--- GIVEN TEXT Enclosed Below ---
Shot at Dawn
- First edition (UK)
- Author: John Rhode
- Language: English
- Series: Lancelot Priestley
- Genre: Detective
- Publisher: Collins (UK) Dodd Mead (US)
- Publication date: 1934
- Publication place: United Kingdom
- Media type: Print
- Preceded by: Poison for One
- Followed by: The Corpse in the Car

= Shot at Dawn =

1934 novel

Shot at Dawn is a 1934 detective novel by John Rhode, the pen name of the British writer Cecil Street. It is the nineteenth in his long-running series of novels featuring Lancelot Priestley, a Golden Age armchair detective.

== Synopsis ==
A motor boat Alandra arrives one evening in Riddinghithe and anchors in the harbour bay. In the morning a passing fisherman discovers a body lying on top of the cabin. The local police call in Scotland Yard and Inspector Hanslet arrives to investigate but is unable to discover anything more about the dead man other than his name and his interest in yachting. He is forced once again to turn to the assistance of Priestley.

== Reception ==
Shot at Dawn was one of the best-received novels in the series. In a review for the Sunday Times, the novelist and critic Dorothy L. Sayers wrote "Mr. John Rhode is one of those kind, thoughtful writers who patiently explain all the technical points of the narrative in words that a child could understand."
--- End of Enclosed GIVEN TEXT ---
--- SUPPLIED ENTRIES Enclosed Below ---
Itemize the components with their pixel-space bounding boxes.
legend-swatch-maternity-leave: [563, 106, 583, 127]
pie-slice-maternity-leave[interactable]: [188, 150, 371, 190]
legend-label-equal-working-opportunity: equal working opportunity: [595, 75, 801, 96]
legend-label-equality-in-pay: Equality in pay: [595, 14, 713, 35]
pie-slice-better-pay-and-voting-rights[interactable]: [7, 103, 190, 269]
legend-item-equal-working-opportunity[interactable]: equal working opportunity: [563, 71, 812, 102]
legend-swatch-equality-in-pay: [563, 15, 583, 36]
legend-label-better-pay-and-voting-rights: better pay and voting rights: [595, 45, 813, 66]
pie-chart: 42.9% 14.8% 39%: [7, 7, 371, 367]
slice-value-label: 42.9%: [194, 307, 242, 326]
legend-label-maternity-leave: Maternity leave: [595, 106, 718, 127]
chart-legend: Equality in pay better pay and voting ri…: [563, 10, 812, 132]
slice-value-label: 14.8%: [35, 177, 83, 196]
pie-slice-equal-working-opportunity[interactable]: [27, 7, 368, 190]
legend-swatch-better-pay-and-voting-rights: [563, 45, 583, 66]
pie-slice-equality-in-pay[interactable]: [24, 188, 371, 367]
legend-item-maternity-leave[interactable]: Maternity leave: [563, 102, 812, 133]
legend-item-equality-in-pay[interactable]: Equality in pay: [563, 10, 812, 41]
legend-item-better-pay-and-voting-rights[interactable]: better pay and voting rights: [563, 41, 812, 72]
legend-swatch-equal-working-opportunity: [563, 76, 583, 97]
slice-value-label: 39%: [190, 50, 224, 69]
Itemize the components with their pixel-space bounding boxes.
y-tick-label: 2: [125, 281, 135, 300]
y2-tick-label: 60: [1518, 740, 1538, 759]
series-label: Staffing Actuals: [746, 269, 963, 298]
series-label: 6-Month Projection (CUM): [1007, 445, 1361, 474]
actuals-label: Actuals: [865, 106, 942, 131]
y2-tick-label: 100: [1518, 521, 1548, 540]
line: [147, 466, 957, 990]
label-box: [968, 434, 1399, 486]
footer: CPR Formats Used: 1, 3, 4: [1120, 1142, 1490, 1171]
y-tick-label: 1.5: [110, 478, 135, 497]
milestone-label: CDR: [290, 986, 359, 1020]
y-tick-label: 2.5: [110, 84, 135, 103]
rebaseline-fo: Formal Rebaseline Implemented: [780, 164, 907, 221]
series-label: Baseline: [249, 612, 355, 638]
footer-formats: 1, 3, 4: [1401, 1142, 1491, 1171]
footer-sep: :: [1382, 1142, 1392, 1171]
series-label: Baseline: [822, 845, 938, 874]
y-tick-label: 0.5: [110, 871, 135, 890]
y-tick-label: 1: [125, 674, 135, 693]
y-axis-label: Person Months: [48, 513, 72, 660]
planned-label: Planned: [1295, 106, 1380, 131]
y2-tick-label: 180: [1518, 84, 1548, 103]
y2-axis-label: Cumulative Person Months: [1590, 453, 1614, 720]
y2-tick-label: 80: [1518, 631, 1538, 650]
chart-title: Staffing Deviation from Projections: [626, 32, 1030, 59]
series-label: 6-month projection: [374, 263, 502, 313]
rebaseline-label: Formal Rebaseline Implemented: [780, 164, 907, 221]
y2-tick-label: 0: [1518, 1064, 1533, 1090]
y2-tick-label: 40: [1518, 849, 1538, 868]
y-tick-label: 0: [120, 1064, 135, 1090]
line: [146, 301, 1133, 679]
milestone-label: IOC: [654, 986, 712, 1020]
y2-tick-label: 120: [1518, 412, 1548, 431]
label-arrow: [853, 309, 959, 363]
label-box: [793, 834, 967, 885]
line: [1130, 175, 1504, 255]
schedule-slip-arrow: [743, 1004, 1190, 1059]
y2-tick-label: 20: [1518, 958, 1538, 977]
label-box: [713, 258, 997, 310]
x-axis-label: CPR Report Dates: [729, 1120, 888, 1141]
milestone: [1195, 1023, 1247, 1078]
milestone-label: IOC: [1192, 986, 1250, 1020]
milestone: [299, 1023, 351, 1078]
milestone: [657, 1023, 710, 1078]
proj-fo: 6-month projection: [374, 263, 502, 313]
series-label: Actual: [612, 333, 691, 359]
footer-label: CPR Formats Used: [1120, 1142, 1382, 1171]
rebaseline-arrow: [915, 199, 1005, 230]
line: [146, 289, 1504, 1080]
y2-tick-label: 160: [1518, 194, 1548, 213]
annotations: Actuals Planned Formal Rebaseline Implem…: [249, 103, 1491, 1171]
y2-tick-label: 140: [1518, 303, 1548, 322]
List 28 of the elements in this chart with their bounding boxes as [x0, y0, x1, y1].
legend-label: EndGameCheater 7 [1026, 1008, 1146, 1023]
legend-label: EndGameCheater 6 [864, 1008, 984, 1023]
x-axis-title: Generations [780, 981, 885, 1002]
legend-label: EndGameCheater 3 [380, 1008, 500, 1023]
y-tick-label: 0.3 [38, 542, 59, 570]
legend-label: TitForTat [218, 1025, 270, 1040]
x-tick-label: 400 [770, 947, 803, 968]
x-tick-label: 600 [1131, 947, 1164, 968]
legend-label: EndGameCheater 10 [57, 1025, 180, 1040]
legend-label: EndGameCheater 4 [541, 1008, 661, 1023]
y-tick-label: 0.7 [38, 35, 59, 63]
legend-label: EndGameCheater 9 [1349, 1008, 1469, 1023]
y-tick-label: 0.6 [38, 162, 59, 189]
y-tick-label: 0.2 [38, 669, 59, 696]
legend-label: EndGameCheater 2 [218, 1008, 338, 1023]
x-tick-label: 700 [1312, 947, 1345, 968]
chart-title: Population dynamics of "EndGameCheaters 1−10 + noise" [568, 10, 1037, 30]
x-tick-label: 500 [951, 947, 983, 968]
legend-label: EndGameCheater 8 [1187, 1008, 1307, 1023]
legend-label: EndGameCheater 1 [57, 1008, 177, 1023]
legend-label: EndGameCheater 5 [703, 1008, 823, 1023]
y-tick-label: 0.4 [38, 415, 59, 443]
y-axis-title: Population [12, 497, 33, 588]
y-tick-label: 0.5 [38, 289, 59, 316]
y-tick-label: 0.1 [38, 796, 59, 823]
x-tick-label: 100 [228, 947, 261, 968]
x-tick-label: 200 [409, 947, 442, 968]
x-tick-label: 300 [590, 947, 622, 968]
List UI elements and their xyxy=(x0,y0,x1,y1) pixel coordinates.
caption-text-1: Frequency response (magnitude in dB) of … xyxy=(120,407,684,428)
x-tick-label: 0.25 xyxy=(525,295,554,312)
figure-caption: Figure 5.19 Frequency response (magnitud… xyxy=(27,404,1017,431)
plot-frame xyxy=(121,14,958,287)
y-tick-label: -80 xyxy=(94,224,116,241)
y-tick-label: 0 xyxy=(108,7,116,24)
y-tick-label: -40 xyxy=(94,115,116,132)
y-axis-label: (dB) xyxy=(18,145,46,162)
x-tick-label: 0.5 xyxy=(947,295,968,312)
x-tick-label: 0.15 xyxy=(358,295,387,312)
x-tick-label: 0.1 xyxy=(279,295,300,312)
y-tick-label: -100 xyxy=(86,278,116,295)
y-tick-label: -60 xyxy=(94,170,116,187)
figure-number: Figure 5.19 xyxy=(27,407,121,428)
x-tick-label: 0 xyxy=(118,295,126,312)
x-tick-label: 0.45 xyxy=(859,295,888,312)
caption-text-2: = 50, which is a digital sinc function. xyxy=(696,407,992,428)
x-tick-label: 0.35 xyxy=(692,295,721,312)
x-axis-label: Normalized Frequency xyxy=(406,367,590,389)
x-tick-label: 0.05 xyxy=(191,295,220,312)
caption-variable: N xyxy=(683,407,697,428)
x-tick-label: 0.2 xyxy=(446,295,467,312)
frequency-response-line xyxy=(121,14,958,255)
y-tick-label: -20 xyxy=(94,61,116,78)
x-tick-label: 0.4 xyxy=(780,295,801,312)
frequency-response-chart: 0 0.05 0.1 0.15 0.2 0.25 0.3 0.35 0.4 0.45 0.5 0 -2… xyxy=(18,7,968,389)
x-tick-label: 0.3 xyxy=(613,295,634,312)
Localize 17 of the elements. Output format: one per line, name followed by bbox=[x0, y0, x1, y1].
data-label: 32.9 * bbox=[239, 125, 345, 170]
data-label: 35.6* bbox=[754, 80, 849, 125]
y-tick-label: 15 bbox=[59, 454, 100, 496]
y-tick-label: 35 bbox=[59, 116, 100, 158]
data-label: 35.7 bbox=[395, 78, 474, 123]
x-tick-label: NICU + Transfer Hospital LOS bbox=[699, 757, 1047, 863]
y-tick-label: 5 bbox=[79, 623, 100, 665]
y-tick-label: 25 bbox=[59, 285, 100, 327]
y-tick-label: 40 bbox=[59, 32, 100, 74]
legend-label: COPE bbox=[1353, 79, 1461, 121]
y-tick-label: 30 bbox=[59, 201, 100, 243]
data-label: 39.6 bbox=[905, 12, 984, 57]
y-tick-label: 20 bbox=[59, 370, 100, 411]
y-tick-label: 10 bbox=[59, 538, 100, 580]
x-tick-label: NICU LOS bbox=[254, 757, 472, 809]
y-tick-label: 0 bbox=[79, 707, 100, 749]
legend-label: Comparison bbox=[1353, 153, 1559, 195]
--- End of Enclosed SUPPLIED ENTRIES ---
> **TASKS FOR THIS EXERCISE**:
1: Answer these from the Shot at Dawn article:
(a) Which company published the novel in the US?
(b) What does the passing fisherman find on top of the cabin?
(c) Who reviewed the book for the Sunday Times?
2: Carry on writing the Shot at Dawn article from its last sentence onward.
The items have no connection to the Shot at Dawn article.

> **RESPONSES**:
1:
(a) Dodd Mead
(b) A body
(c) Dorothy L. Sayers

2:
Ralph Partridge in the New Statesman observed "Shot At Dawn is developed in that incalculable way which keeps one’s attention at the stretch, until the very last page—I actually got a thrill out of the verdict of the jury! The Crime Club has selected the book, and I certainly could not better their selection from the detective novels that have come my way in the last few months."

==Bibliography==
- Evans, Curtis. Masters of the "Humdrum" Mystery: Cecil John Charles Street, Freeman Wills Crofts, Alfred Walter Stewart and the British Detective Novel, 1920-1961. McFarland, 2014.
- Herbert, Rosemary. Whodunit?: A Who's Who in Crime & Mystery Writing. Oxford University Press, 2003.
- Reilly, John M. Twentieth Century Crime & Mystery Writers. Springer, 2015.